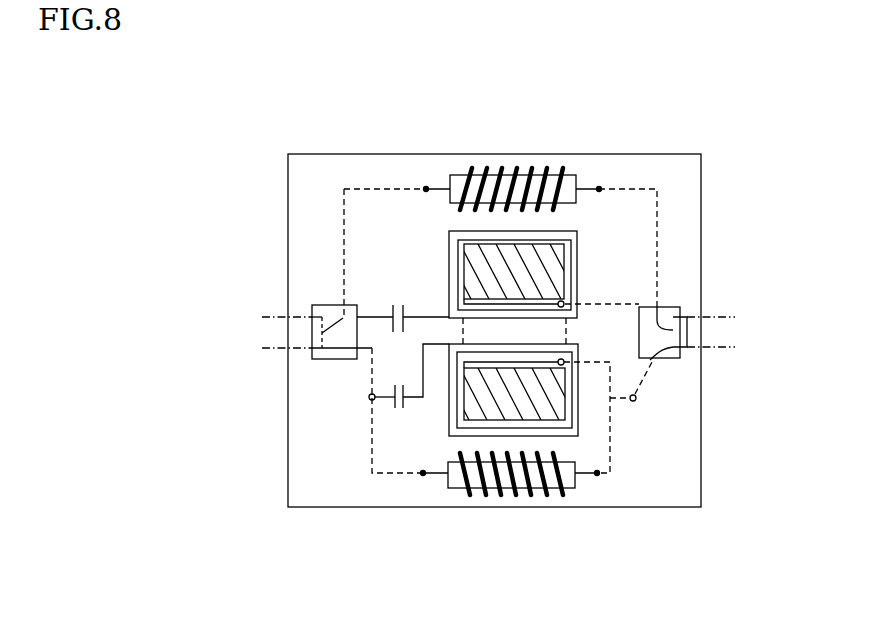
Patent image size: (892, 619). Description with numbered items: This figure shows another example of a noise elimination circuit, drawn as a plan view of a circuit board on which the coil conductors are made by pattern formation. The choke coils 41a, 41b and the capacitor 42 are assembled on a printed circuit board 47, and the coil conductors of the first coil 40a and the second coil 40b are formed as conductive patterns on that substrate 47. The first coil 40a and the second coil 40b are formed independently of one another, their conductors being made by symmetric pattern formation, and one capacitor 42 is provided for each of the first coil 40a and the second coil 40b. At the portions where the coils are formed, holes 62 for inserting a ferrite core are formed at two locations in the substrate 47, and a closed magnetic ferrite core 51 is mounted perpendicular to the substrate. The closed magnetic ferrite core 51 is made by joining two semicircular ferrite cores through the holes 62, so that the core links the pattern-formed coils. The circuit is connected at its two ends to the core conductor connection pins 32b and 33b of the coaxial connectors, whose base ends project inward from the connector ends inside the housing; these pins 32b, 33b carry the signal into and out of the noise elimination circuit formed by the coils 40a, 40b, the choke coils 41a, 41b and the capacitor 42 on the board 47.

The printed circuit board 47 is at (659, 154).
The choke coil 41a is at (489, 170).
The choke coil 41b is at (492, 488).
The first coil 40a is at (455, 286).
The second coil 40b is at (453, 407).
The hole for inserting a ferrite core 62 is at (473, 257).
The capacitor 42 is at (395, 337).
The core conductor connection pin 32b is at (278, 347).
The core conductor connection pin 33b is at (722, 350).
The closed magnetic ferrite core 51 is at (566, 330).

* * *

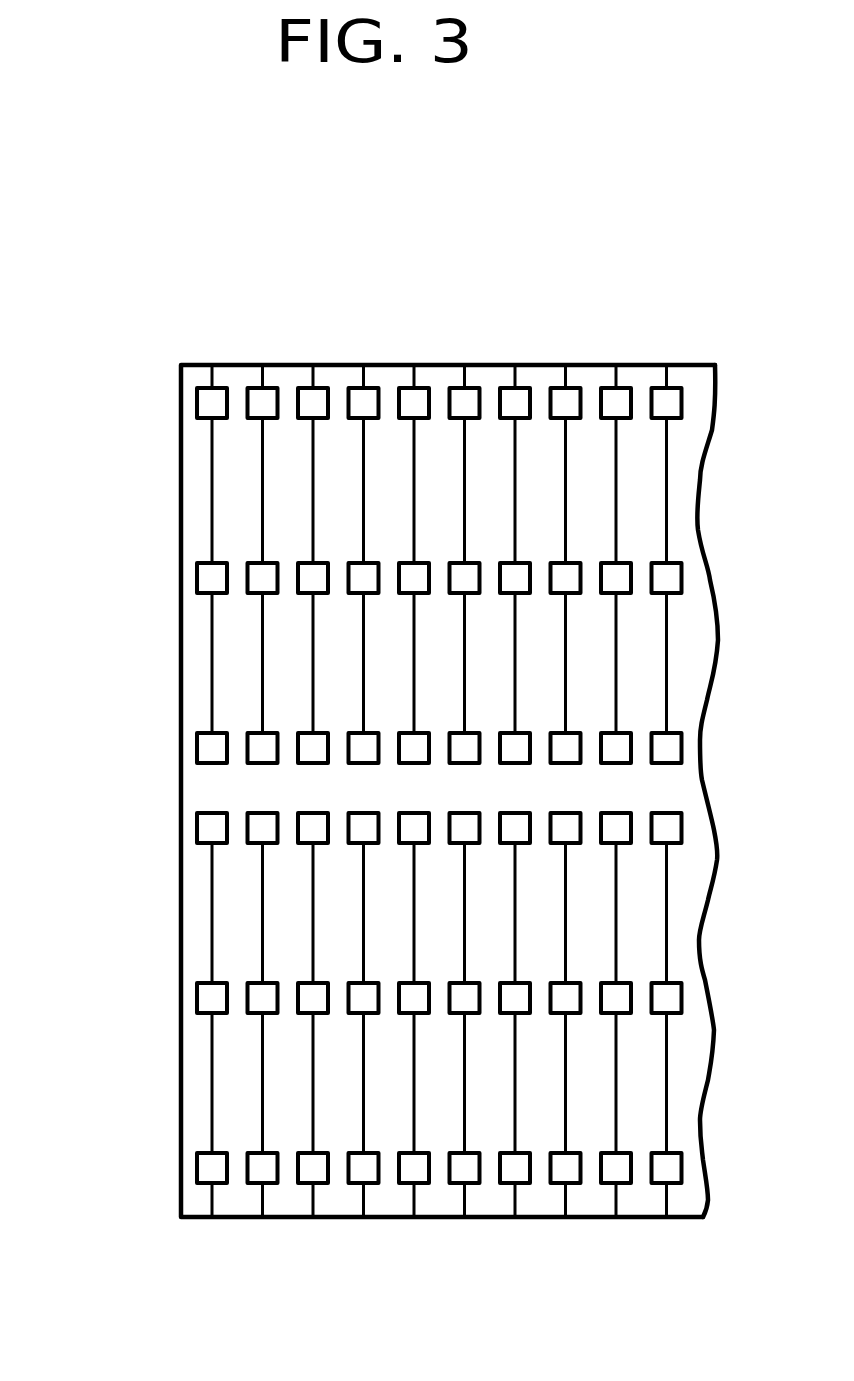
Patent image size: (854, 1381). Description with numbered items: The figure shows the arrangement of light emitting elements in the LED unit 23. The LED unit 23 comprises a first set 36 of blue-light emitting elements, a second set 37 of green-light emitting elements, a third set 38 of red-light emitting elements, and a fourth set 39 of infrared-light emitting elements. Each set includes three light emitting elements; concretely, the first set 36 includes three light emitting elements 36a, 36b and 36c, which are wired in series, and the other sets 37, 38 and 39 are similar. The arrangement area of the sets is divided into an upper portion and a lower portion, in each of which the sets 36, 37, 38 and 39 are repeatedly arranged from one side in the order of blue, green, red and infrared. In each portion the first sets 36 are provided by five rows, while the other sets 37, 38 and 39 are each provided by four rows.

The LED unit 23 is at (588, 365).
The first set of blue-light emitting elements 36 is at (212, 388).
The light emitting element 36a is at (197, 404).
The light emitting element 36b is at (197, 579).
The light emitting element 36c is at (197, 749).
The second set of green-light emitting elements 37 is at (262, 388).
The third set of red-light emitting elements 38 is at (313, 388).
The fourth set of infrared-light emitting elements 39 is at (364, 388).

--

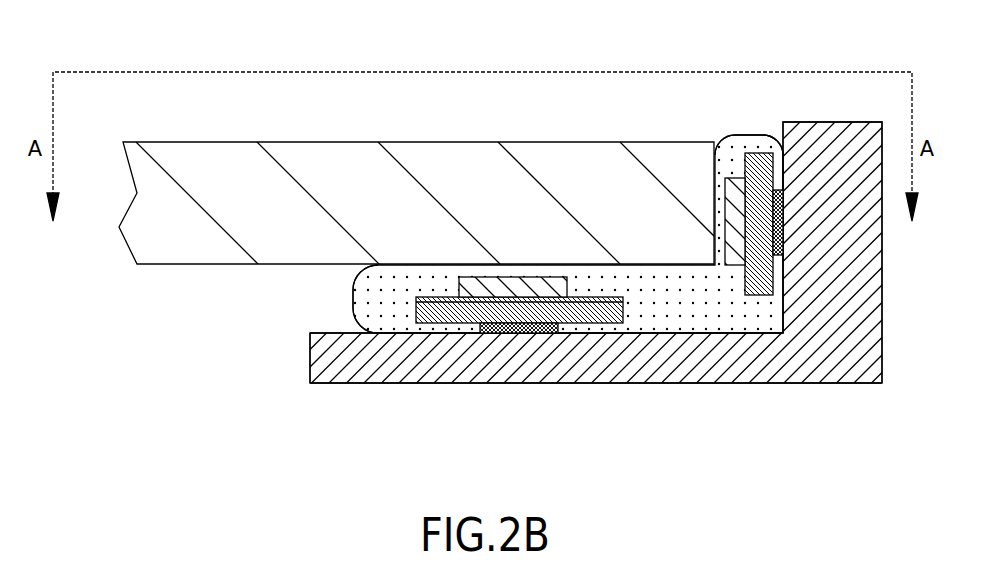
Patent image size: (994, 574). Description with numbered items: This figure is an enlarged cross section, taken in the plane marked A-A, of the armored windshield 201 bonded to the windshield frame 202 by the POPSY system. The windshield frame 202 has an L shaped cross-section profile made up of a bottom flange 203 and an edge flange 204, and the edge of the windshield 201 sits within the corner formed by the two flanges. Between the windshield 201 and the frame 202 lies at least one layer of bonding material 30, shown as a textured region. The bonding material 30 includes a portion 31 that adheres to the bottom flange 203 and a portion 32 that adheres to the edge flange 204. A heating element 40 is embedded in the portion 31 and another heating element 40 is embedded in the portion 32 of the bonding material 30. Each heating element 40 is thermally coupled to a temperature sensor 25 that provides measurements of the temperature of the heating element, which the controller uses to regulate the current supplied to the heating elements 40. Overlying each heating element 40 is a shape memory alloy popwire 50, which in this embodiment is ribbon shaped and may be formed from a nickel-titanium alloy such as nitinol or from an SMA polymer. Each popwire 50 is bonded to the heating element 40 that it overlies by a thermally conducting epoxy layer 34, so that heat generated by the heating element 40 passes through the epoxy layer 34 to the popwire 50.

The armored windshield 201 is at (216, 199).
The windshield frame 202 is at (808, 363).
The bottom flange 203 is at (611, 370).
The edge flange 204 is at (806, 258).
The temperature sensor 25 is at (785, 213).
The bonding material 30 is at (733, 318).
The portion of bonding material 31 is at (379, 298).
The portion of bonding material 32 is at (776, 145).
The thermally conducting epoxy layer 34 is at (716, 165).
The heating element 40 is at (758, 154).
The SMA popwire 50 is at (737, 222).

- **What to produce**: Convert every line in the records from the one containing "Patent image size: (994, 574)." down through the one containing "The bonding material 30 is at (733, 318)." into a Markdown table with the columns Entry and Content. Number each line in the Entry column and skip blank lines.

- **Solution to the problem**:
| Entry | Content |
|---|---|
| 1 | Patent image size: (994, 574). Description with numbered items: This figure is an enlarged cross section, taken in the plane marked A-A, of the armored windshield 201 bonded to the windshield frame 202 by the POPSY system. The windshield frame 202 has an L shaped cross-section profile made up of a bottom flange 203 and an edge flange 204, and the edge of the windshield 201 sits within the corner formed by the two flanges. Between the windshield 201 and the frame 202 lies at least one layer of bonding material 30, shown as a textured region. The bonding material 30 includes a portion 31 that adheres to the bottom flange 203 and a portion 32 that adheres to the edge flange 204. A heating element 40 is embedded in the portion 31 and another heating element 40 is embedded in the portion 32 of the bonding material 30. Each heating element 40 is thermally coupled to a temperature sensor 25 that provides measurements of the temperature of the heating element, which the controller uses to regulate the current supplied to the heating elements 40. Overlying each heating element 40 is a shape memory alloy popwire 50, which in this embodiment is ribbon shaped and may be formed from a nickel-titanium alloy such as nitinol or from an SMA polymer. Each popwire 50 is bonded to the heating element 40 that it overlies by a thermally conducting epoxy layer 34, so that heat generated by the heating element 40 passes through the epoxy layer 34 to the popwire 50. |
| 2 | The armored windshield 201 is at (216, 199). |
| 3 | The windshield frame 202 is at (808, 363). |
| 4 | The bottom flange 203 is at (611, 370). |
| 5 | The edge flange 204 is at (806, 258). |
| 6 | The temperature sensor 25 is at (785, 213). |
| 7 | The bonding material 30 is at (733, 318). |